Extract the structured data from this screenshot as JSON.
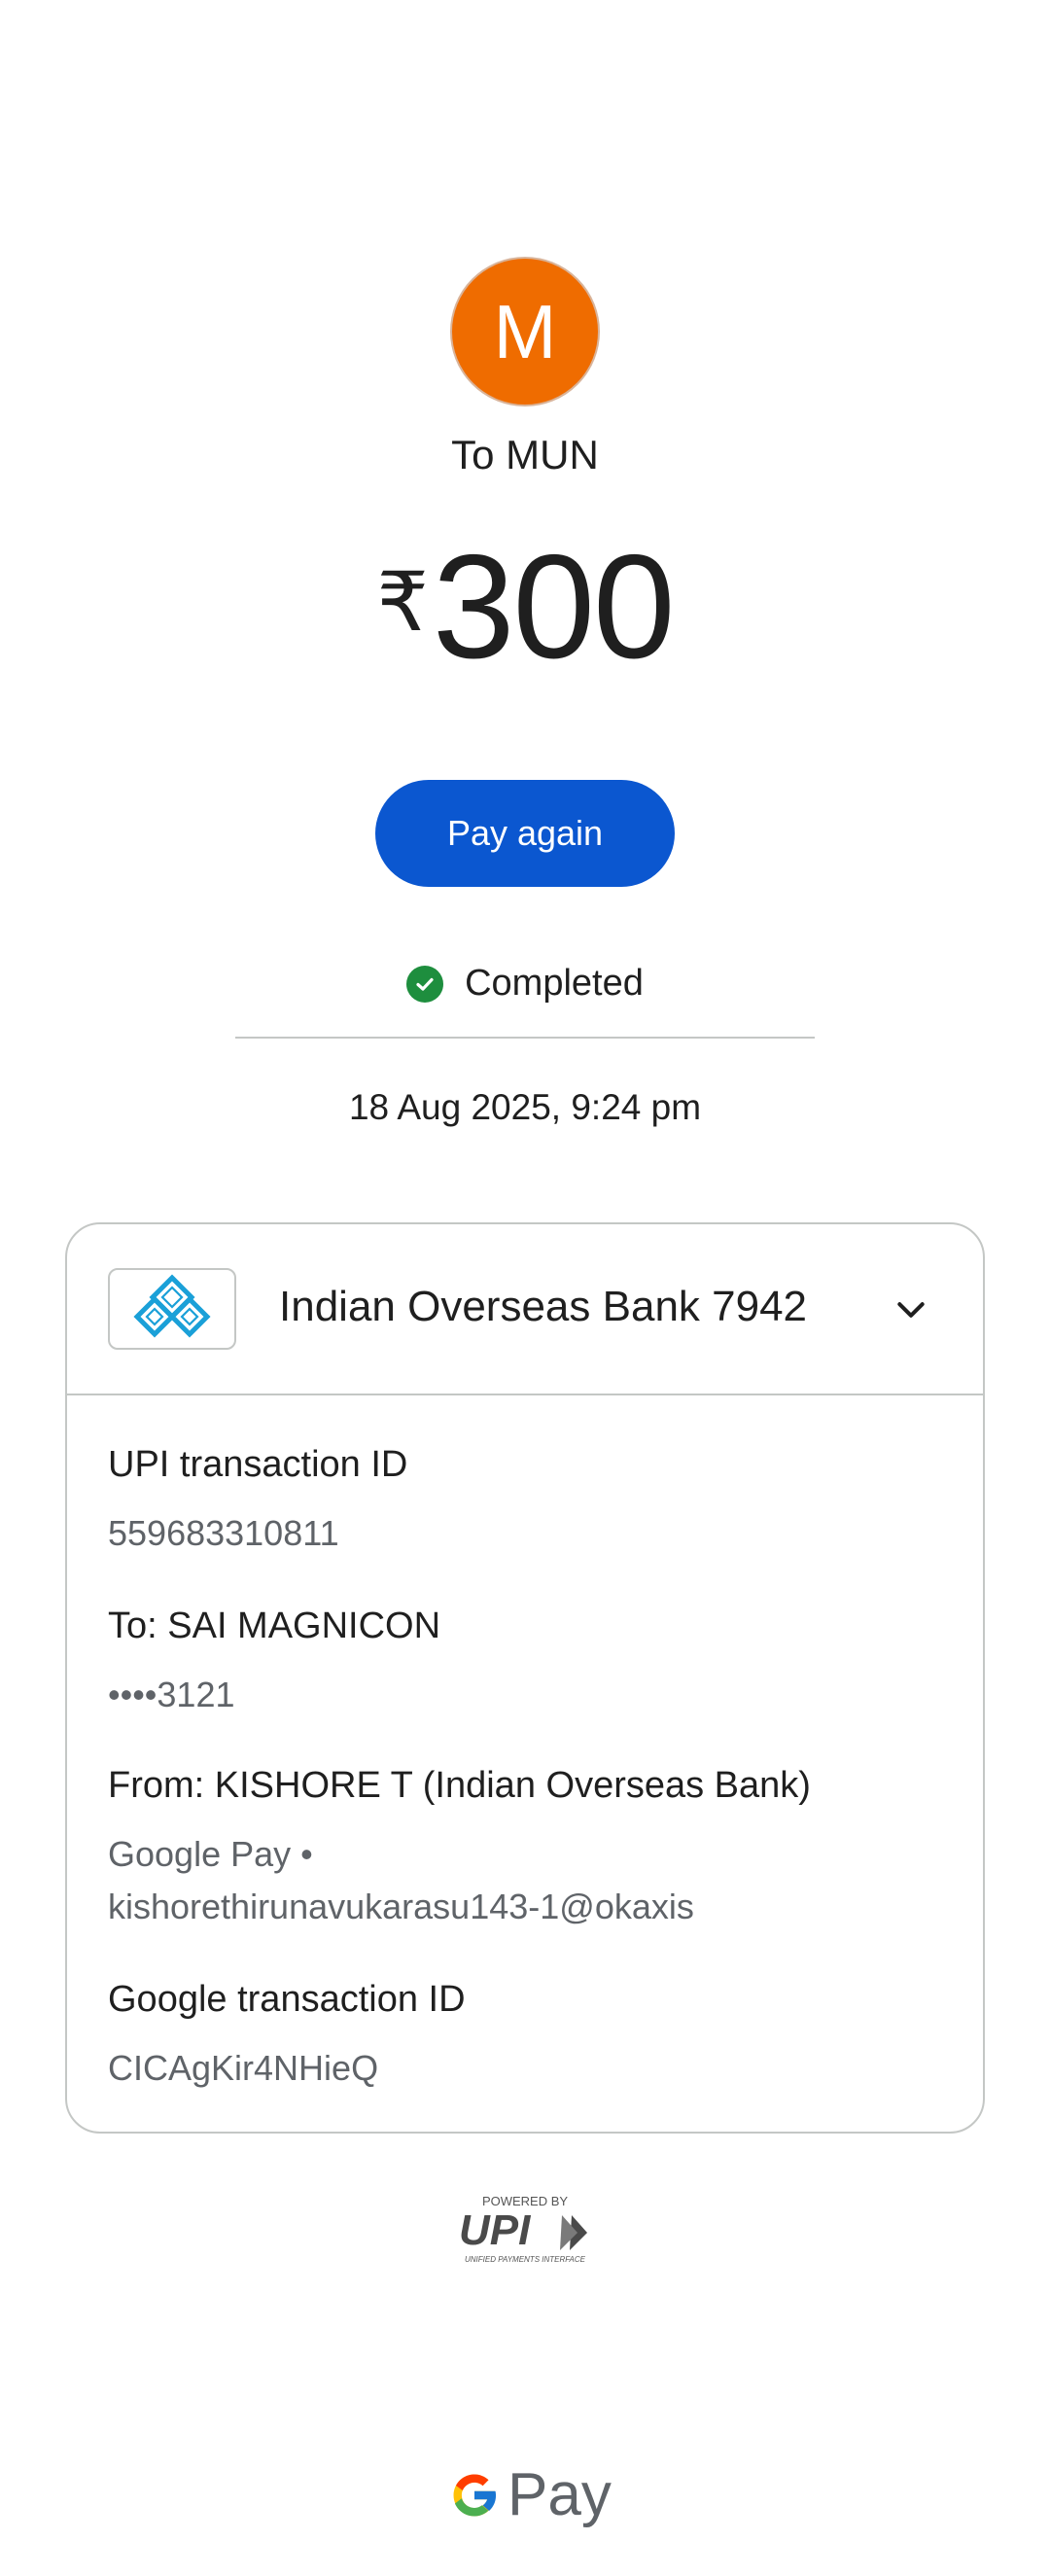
{
  "payee": {
    "initial": "M",
    "to_line": "To MUN"
  },
  "amount": {
    "currency_symbol": "₹",
    "value": "300"
  },
  "actions": {
    "pay_again_label": "Pay again"
  },
  "status": {
    "label": "Completed",
    "color": "#1e8e3e"
  },
  "datetime": "18 Aug 2025, 9:24 pm",
  "bank": {
    "name": "Indian Overseas Bank 7942"
  },
  "details": [
    {
      "label": "UPI transaction ID",
      "value": "559683310811"
    },
    {
      "label": "To: SAI MAGNICON",
      "value": "••••3121"
    },
    {
      "label": "From: KISHORE  T (Indian Overseas Bank)",
      "value_line1": "Google Pay •",
      "value_line2": "kishorethirunavukarasu143-1@okaxis"
    },
    {
      "label": "Google transaction ID",
      "value": "CICAgKir4NHieQ"
    }
  ],
  "footer": {
    "powered_by": "POWERED BY",
    "upi_mark": "UPI",
    "upi_tagline": "UNIFIED PAYMENTS INTERFACE",
    "gpay_text": "Pay"
  },
  "colors": {
    "accent": "#0b57d0",
    "avatar": "#ef6c00"
  }
}
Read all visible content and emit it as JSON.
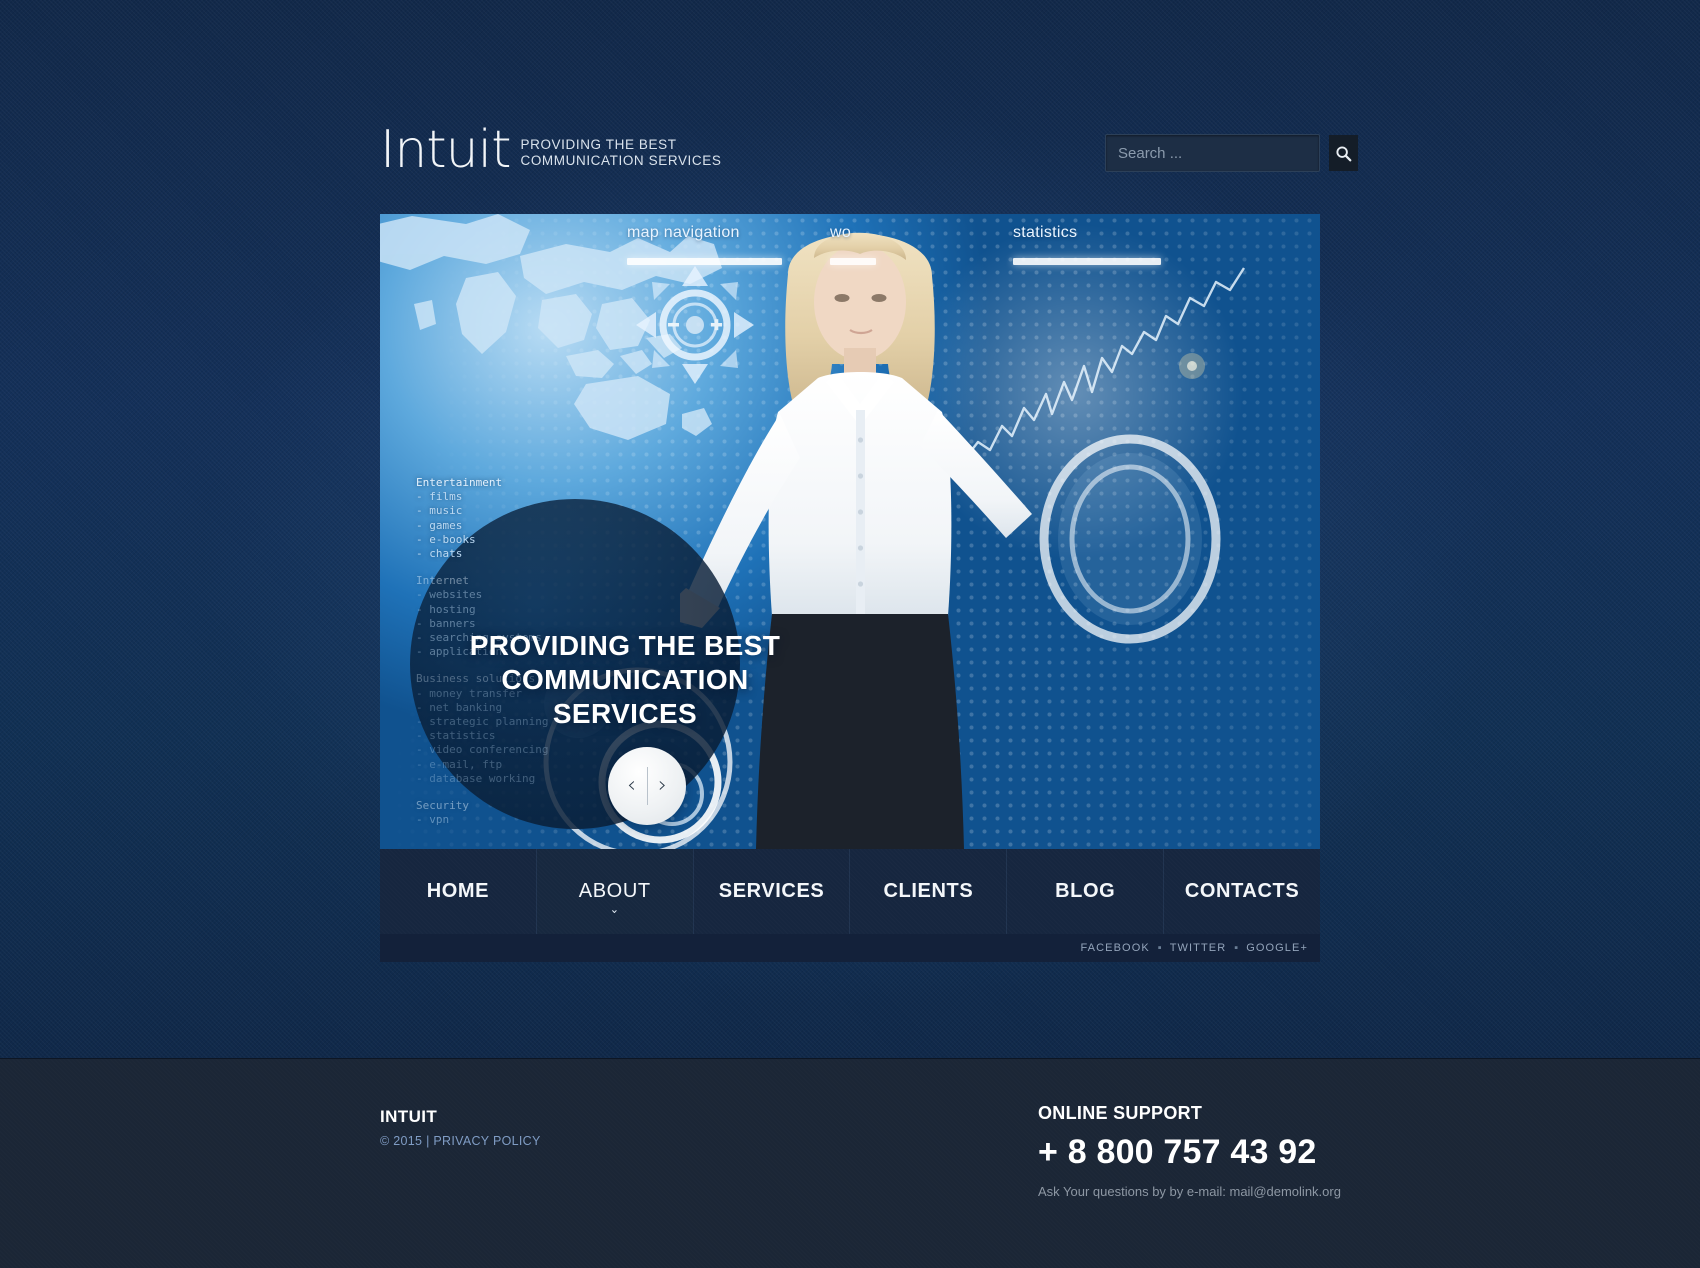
{
  "site": {
    "logo": "Intuit",
    "tagline_line1": "PROVIDING THE BEST",
    "tagline_line2": "COMMUNICATION SERVICES"
  },
  "search": {
    "placeholder": "Search ...",
    "value": "",
    "icon": "search-icon"
  },
  "hero": {
    "labels": [
      {
        "text": "map navigation"
      },
      {
        "text": "wo"
      },
      {
        "text": "statistics"
      }
    ],
    "caption_line1": "PROVIDING THE BEST",
    "caption_line2": "COMMUNICATION",
    "caption_line3": "SERVICES",
    "prev_arrow": "‹",
    "next_arrow": "›",
    "service_groups": [
      {
        "title": "Entertainment",
        "items": [
          "films",
          "music",
          "games",
          "e-books",
          "chats"
        ]
      },
      {
        "title": "Internet",
        "items": [
          "websites",
          "hosting",
          "banners",
          "searching systems",
          "applications"
        ]
      },
      {
        "title": "Business solutions",
        "items": [
          "money transfer",
          "net banking",
          "strategic planning",
          "statistics",
          "video conferencing",
          "e-mail, ftp",
          "database working"
        ]
      },
      {
        "title": "Security",
        "items": [
          "vpn"
        ]
      }
    ]
  },
  "nav": {
    "items": [
      {
        "label": "HOME",
        "active": false,
        "has_dropdown": false
      },
      {
        "label": "ABOUT",
        "active": true,
        "has_dropdown": true
      },
      {
        "label": "SERVICES",
        "active": false,
        "has_dropdown": false
      },
      {
        "label": "CLIENTS",
        "active": false,
        "has_dropdown": false
      },
      {
        "label": "BLOG",
        "active": false,
        "has_dropdown": false
      },
      {
        "label": "CONTACTS",
        "active": false,
        "has_dropdown": false
      }
    ],
    "dropdown_chevron": "⌄"
  },
  "social": {
    "separator": "▪",
    "links": [
      "FACEBOOK",
      "TWITTER",
      "GOOGLE+"
    ]
  },
  "footer": {
    "brand": "INTUIT",
    "copyright": "© 2015 | ",
    "privacy_label": "PRIVACY POLICY",
    "support_title": "ONLINE SUPPORT",
    "phone": "+ 8 800 757 43 92",
    "ask": "Ask Your questions by by e-mail: mail@demolink.org"
  },
  "colors": {
    "page_bg": "#13294a",
    "nav_bg": "#16263f",
    "footer_bg": "#1b2636",
    "accent_blue": "#1570b9",
    "link_blue": "#7f9cc4"
  }
}
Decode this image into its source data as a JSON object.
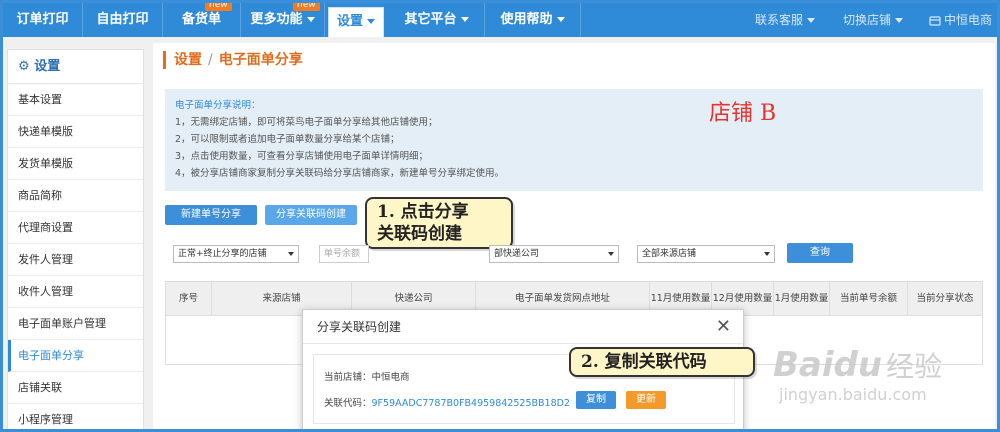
{
  "topnav": {
    "items": [
      {
        "label": "订单打印"
      },
      {
        "label": "自由打印"
      },
      {
        "label": "备货单",
        "badge": "new"
      },
      {
        "label": "更多功能",
        "badge": "new"
      },
      {
        "label": "设置"
      },
      {
        "label": "其它平台"
      },
      {
        "label": "使用帮助"
      }
    ],
    "right": {
      "service": "联系客服",
      "switch_shop": "切换店铺",
      "shop_name": "中恒电商"
    }
  },
  "sidebar": {
    "title": "设置",
    "items": [
      {
        "label": "基本设置"
      },
      {
        "label": "快递单模版"
      },
      {
        "label": "发货单模版"
      },
      {
        "label": "商品简称"
      },
      {
        "label": "代理商设置"
      },
      {
        "label": "发件人管理"
      },
      {
        "label": "收件人管理"
      },
      {
        "label": "电子面单账户管理"
      },
      {
        "label": "电子面单分享",
        "active": true
      },
      {
        "label": "店铺关联"
      },
      {
        "label": "小程序管理"
      }
    ]
  },
  "breadcrumb": {
    "root": "设置",
    "sep": "/",
    "current": "电子面单分享"
  },
  "notice": {
    "title": "电子面单分享说明：",
    "lines": [
      "1，无需绑定店铺，即可将菜鸟电子面单分享给其他店铺使用；",
      "2，可以限制或者追加电子面单数量分享给某个店铺；",
      "3，点击使用数量，可查看分享店铺使用电子面单详情明细；",
      "4，被分享店铺商家复制分享关联码给分享店铺商家，新建单号分享绑定使用。"
    ]
  },
  "shop_tag": "店铺 B",
  "actions": {
    "new_share": "新建单号分享",
    "create_code": "分享关联码创建"
  },
  "callouts": {
    "step1_line1": "1. 点击分享",
    "step1_line2": "关联码创建",
    "step2": "2. 复制关联代码"
  },
  "filters": {
    "status": "正常+终止分享的店铺",
    "remaining_placeholder": "单号余额",
    "express": "部快递公司",
    "source_shop": "全部来源店铺",
    "query": "查询"
  },
  "table": {
    "headers": [
      "序号",
      "来源店铺",
      "快递公司",
      "电子面单发货网点地址",
      "11月使用数量",
      "12月使用数量",
      "1月使用数量",
      "当前单号余额",
      "当前分享状态"
    ]
  },
  "dialog": {
    "title": "分享关联码创建",
    "close": "✕",
    "shop_label": "当前店铺：",
    "shop_value": "中恒电商",
    "code_label": "关联代码：",
    "code_value": "9F59AADC7787B0FB4959842525BB18D2",
    "copy": "复制",
    "refresh": "更新"
  },
  "watermark": {
    "brand": "Baidu",
    "sub": "经验",
    "url": "jingyan.baidu.com"
  }
}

========

▶ **Job**
Where a line above contains the word "SERVICES", copy that line.

▶ **Exercise response**
    "tagline_line2": "COMMUNICATION SERVICES"
    "caption_line3": "SERVICES",
        "label": "SERVICES",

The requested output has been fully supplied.